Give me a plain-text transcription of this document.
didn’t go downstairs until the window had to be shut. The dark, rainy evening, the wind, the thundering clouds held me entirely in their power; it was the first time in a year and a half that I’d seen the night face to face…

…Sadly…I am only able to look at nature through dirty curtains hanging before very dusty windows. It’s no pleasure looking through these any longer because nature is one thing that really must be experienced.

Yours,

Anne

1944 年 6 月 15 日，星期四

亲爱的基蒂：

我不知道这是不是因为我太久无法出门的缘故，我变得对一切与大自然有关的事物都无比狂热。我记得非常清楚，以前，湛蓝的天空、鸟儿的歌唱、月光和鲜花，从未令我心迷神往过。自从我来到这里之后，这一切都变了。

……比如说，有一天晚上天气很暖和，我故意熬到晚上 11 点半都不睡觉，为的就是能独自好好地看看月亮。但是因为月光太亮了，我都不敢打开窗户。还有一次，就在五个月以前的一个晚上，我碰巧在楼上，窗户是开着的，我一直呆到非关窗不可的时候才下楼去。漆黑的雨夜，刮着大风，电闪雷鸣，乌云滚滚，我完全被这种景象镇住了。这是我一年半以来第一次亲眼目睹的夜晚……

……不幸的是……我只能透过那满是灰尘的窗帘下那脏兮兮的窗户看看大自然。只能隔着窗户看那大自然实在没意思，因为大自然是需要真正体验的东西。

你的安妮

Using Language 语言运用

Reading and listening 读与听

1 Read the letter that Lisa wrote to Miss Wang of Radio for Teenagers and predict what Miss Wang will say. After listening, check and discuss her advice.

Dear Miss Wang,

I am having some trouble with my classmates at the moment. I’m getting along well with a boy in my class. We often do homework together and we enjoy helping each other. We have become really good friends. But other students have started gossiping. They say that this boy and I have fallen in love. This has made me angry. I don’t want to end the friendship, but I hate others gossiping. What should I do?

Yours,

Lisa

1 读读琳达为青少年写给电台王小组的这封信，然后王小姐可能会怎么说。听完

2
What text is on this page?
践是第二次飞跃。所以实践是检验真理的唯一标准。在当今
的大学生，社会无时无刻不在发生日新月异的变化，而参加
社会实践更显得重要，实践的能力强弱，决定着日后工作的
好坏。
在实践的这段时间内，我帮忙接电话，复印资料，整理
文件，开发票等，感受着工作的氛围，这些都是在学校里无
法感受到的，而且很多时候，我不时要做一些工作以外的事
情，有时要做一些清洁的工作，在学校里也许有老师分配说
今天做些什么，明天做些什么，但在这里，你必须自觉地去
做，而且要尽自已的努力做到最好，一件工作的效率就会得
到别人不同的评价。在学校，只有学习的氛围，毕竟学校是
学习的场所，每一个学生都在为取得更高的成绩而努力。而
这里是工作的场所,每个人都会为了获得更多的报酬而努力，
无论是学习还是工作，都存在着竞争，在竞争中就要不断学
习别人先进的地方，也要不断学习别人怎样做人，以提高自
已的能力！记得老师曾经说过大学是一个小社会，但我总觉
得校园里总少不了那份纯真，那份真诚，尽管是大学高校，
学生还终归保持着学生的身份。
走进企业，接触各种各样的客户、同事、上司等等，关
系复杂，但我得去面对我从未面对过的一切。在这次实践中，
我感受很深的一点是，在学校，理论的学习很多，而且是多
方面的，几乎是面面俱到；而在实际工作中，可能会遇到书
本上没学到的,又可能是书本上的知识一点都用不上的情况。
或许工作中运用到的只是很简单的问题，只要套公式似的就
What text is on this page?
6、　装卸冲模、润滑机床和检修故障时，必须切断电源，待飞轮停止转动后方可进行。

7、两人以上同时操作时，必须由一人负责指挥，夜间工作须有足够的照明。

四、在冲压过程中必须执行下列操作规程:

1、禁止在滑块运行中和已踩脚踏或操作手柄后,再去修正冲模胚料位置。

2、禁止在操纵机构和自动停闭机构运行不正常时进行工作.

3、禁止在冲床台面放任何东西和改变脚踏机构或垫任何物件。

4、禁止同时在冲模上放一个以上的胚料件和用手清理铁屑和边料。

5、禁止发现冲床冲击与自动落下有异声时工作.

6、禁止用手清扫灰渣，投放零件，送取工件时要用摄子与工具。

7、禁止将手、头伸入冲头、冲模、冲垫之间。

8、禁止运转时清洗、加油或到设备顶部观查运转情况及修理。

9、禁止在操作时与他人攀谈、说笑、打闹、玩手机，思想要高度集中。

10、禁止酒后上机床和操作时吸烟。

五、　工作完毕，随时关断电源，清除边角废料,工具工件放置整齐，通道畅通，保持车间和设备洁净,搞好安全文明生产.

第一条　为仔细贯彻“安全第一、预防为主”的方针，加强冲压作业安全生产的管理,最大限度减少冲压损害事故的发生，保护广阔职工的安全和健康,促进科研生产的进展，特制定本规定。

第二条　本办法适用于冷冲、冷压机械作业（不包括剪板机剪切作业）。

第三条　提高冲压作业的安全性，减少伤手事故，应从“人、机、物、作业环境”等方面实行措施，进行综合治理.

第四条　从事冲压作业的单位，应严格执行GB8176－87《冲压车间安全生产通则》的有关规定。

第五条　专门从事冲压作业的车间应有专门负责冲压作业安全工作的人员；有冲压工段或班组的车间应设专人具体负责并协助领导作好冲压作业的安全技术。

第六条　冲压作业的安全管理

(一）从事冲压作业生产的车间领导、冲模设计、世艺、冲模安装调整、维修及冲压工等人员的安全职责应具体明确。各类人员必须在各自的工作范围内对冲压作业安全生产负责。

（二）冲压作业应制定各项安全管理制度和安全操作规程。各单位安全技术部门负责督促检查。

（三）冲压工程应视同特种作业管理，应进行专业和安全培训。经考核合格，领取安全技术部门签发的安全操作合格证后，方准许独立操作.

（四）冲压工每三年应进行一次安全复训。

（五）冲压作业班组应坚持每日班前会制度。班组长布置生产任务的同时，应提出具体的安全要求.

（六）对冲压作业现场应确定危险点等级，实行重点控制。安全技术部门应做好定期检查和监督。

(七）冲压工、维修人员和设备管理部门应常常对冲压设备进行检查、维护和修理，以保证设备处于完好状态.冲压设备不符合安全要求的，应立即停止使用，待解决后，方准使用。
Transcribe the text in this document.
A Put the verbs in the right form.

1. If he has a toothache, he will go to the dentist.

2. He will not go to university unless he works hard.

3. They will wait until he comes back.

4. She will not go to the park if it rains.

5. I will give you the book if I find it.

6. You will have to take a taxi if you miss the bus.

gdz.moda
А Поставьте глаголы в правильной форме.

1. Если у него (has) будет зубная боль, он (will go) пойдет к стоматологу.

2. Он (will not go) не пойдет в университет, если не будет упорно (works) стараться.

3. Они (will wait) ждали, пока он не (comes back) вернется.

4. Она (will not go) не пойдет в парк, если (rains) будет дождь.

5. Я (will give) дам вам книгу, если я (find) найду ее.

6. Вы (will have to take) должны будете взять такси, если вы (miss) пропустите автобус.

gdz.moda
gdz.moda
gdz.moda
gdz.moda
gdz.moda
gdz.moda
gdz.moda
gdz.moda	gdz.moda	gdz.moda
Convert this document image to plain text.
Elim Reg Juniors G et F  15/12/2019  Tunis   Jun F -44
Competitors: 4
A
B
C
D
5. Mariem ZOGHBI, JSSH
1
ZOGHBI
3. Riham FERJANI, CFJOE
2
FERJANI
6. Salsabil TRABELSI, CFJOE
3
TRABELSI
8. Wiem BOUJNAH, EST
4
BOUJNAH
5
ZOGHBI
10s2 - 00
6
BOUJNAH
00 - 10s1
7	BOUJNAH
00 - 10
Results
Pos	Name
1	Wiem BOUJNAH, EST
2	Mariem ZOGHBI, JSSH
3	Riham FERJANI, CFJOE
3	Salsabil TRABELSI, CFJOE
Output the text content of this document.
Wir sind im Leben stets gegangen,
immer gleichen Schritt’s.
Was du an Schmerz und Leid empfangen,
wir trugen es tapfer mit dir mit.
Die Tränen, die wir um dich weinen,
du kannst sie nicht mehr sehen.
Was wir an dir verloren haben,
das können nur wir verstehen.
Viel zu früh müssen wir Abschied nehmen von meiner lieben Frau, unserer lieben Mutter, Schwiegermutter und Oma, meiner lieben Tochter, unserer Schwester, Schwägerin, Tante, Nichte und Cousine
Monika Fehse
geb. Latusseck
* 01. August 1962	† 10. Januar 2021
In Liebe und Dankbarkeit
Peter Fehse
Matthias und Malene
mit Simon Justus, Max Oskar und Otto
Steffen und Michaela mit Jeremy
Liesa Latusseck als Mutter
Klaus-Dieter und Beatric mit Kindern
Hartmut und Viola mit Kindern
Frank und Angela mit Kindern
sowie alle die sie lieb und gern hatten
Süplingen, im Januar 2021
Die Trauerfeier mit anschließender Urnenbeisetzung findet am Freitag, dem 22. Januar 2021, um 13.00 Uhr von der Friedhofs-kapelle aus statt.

........

• **Short problem**: Report each line in the data that holds the word "back".

• **Problem solution**:
3. They will wait until he comes back.
3. Они (will wait) ждали, пока он не (comes back) вернется.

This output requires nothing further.